### EXERCISE PASSAGE
The stock prices of the biggest media companies, including Disney, Netflix, Comcast, Spotify, Roku, Fox, Paramount, Warner Bros. Discovery, The New York Times, and News Corp., have, on average, dropped by half from their all-time highs reached during the coronavirus pandemic, according to a Financial Times analysis. This is true even after some recent improvement.


Analysts and executives assigned a variety of causes for the deflating of the Netflix-fueled media stock bubble.


People in the US and other countries are spending more time outside and less time inside in front of screens as they recover from the pandemic. In the same period, Netflix disclosed that its ten-year growth had stopped, alarming investors about the state of the sector as a whole.

As central banks raise interest rates to rein in soaring inflation and Americans deal with tighter household budgets, these issues have coincided with broader fears of a US recession.


As seen in the second-quarter results of Snap, Meta, and Google, advertising, typically the first line item of spending that companies cut in a downturn, is already slowing down.


"How much is the pandemic screwing up the trajectory? How much is the economy? How much is people wanting be outside more? There’s so many factors right now. I would almost call it the perfect storm to blow up the streaming story," said Rich Greenfield, an analyst at LightShed. 


The businesses that depend most heavily on streaming and advertising have been hardest hit.

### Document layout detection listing
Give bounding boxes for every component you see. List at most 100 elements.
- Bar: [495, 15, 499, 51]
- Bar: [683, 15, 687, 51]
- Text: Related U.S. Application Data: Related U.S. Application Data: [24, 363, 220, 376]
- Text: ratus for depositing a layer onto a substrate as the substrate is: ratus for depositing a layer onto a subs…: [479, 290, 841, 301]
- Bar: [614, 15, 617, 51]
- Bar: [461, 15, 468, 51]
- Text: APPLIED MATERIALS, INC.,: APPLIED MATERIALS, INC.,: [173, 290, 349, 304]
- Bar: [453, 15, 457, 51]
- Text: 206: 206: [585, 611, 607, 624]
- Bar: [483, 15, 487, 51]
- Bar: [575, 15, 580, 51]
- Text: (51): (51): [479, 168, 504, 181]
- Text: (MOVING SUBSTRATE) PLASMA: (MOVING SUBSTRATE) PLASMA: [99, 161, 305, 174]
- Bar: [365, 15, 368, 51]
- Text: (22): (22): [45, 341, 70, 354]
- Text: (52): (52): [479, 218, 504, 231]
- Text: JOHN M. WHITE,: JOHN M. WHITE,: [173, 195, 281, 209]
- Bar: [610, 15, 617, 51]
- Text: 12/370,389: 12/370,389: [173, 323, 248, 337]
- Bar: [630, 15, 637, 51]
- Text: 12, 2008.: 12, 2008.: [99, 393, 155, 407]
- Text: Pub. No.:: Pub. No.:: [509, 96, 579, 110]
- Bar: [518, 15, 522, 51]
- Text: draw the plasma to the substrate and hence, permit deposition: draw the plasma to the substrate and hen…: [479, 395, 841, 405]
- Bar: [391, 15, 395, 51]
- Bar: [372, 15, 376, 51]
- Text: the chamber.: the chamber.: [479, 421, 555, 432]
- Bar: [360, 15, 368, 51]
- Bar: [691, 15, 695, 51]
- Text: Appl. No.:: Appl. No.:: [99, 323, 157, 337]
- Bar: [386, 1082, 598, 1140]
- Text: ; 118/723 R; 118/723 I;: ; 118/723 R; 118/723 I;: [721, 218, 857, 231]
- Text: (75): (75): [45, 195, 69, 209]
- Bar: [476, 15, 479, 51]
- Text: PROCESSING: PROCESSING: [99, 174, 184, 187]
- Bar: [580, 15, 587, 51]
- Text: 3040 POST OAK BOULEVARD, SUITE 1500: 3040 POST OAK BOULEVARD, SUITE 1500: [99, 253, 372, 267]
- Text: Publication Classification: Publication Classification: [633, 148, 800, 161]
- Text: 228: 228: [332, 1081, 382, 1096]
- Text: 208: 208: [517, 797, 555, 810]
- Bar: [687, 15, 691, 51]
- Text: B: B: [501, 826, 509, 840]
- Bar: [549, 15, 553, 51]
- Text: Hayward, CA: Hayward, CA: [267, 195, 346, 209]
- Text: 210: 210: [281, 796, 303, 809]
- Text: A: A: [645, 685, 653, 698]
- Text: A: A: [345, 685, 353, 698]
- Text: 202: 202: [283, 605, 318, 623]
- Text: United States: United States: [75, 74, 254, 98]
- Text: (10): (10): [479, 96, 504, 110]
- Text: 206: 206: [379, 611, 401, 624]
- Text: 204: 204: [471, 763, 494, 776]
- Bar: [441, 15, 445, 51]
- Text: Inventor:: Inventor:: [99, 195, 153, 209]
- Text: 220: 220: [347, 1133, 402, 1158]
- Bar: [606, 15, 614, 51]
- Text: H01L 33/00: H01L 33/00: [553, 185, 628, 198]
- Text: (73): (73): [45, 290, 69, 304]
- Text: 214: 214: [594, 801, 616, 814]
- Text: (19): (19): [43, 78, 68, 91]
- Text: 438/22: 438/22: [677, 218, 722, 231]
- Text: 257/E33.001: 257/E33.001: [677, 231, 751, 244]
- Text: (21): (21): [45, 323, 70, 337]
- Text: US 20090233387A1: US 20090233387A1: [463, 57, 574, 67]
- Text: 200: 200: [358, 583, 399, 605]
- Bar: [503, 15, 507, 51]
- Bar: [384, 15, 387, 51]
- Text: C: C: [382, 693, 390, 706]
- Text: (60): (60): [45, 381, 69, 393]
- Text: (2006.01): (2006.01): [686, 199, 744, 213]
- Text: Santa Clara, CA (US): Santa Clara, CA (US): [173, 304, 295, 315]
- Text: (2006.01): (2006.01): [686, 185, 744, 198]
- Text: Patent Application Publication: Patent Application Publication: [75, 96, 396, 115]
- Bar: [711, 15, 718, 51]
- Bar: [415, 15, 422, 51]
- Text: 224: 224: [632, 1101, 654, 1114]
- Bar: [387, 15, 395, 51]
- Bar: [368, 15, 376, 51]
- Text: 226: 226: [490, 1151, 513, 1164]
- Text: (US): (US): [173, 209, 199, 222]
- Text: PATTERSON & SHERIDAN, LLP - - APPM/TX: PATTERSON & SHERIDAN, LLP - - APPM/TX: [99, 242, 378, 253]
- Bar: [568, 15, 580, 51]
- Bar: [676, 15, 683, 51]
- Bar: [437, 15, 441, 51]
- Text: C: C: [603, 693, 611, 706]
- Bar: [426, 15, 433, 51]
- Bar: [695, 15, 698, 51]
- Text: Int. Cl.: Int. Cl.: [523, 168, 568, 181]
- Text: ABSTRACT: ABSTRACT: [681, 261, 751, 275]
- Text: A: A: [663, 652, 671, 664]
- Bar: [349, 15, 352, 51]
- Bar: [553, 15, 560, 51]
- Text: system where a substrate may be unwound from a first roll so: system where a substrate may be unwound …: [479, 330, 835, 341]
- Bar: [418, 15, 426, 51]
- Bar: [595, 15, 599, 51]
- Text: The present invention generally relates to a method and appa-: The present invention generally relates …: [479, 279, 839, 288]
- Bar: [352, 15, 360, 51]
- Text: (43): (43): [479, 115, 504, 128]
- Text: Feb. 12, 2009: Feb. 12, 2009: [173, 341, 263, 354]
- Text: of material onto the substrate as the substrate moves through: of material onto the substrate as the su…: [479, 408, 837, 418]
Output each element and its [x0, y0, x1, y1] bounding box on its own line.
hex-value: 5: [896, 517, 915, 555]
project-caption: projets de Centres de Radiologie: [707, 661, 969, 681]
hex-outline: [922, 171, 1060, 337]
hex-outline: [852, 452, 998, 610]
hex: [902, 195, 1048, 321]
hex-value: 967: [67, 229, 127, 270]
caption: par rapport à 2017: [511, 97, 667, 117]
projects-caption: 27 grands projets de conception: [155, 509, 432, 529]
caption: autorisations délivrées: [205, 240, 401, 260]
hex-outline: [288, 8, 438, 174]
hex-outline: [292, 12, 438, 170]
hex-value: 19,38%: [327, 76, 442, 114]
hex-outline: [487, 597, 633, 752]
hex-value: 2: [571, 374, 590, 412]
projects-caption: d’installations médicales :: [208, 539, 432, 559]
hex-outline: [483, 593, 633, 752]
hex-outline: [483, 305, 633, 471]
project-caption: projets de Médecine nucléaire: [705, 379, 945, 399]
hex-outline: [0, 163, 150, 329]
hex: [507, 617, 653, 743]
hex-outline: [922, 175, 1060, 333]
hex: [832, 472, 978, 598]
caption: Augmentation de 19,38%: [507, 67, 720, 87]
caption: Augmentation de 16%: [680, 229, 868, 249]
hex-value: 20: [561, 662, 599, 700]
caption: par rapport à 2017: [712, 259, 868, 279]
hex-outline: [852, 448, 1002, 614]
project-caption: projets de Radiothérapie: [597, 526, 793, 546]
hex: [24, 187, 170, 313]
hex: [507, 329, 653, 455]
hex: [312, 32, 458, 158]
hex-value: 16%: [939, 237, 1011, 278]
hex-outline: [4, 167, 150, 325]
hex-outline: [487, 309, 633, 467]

### PROBLEM DETAILS
Please return the media stocks passage word for word, in full.

### RESPONSE TO THIS TASK
The stock prices of the biggest media companies, including Disney, Netflix, Comcast, Spotify, Roku, Fox, Paramount, Warner Bros. Discovery, The New York Times, and News Corp., have, on average, dropped by half from their all-time highs reached during the coronavirus pandemic, according to a Financial Times analysis. This is true even after some recent improvement.


Analysts and executives assigned a variety of causes for the deflating of the Netflix-fueled media stock bubble.


People in the US and other countries are spending more time outside and less time inside in front of screens as they recover from the pandemic. In the same period, Netflix disclosed that its ten-year growth had stopped, alarming investors about the state of the sector as a whole.

As central banks raise interest rates to rein in soaring inflation and Americans deal with tighter household budgets, these issues have coincided with broader fears of a US recession.


As seen in the second-quarter results of Snap, Meta, and Google, advertising, typically the first line item of spending that companies cut in a downturn, is already slowing down.


"How much is the pandemic screwing up the trajectory? How much is the economy? How much is people wanting be outside more? There’s so many factors right now. I would almost call it the perfect storm to blow up the streaming story," said Rich Greenfield, an analyst at LightShed. 


The businesses that depend most heavily on streaming and advertising have been hardest hit.